[Dataset rows]
▬▬▬▬▬▬

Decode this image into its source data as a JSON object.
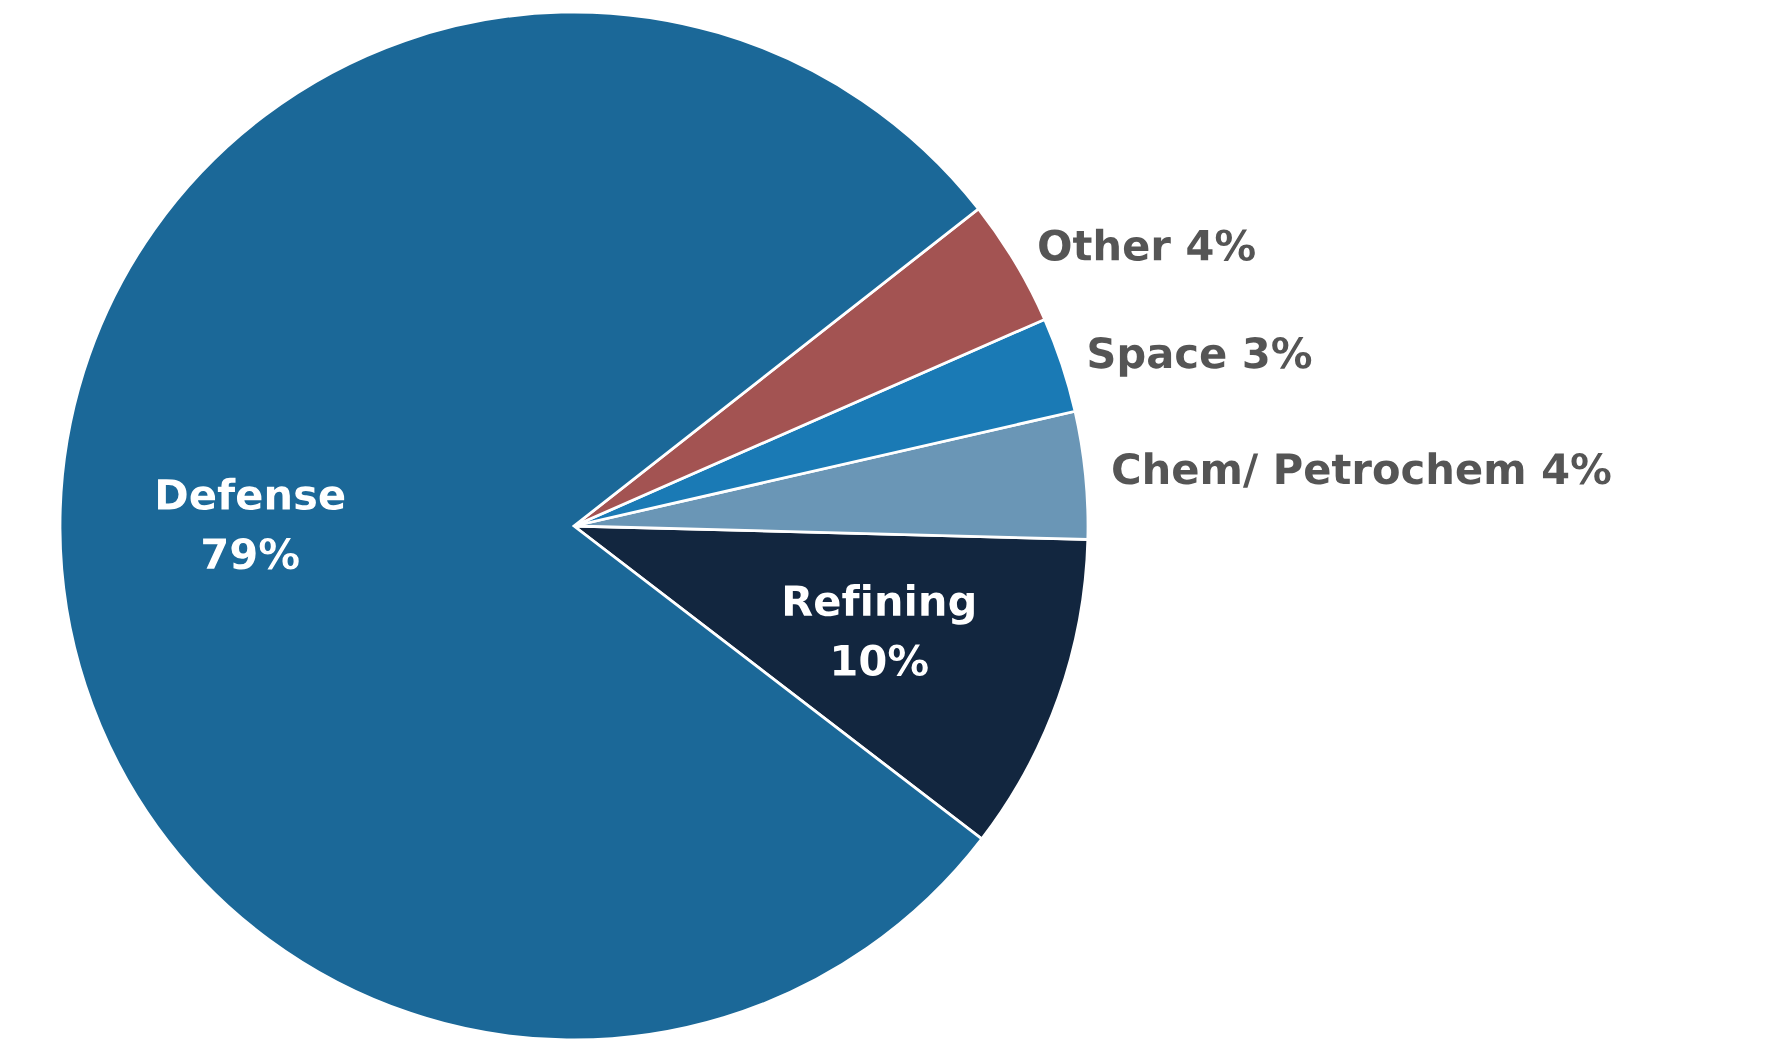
{
  "chart_data": {
    "type": "pie",
    "categories": [
      "Refining",
      "Chem/ Petrochem",
      "Space",
      "Other",
      "Defense"
    ],
    "values": [
      10,
      4,
      3,
      4,
      79
    ],
    "value_labels": [
      "10%",
      "4%",
      "3%",
      "4%",
      "79%"
    ],
    "colors": [
      "#12263f",
      "#6a96b6",
      "#1a7ab5",
      "#a35352",
      "#1b6898"
    ],
    "legend": false
  }
}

▬▬▬▬▬▬

• STATED TASK: Set the entries down again exactly. Do not include the images.

• REPLY TO THE TASK:
Decode this image into its source data as a JSON object.
{
  "chart_data": {
    "type": "pie",
    "categories": [
      "Refining",
      "Chem/ Petrochem",
      "Space",
      "Other",
      "Defense"
    ],
    "values": [
      10,
      4,
      3,
      4,
      79
    ],
    "value_labels": [
      "10%",
      "4%",
      "3%",
      "4%",
      "79%"
    ],
    "colors": [
      "#12263f",
      "#6a96b6",
      "#1a7ab5",
      "#a35352",
      "#1b6898"
    ],
    "legend": false
  }
}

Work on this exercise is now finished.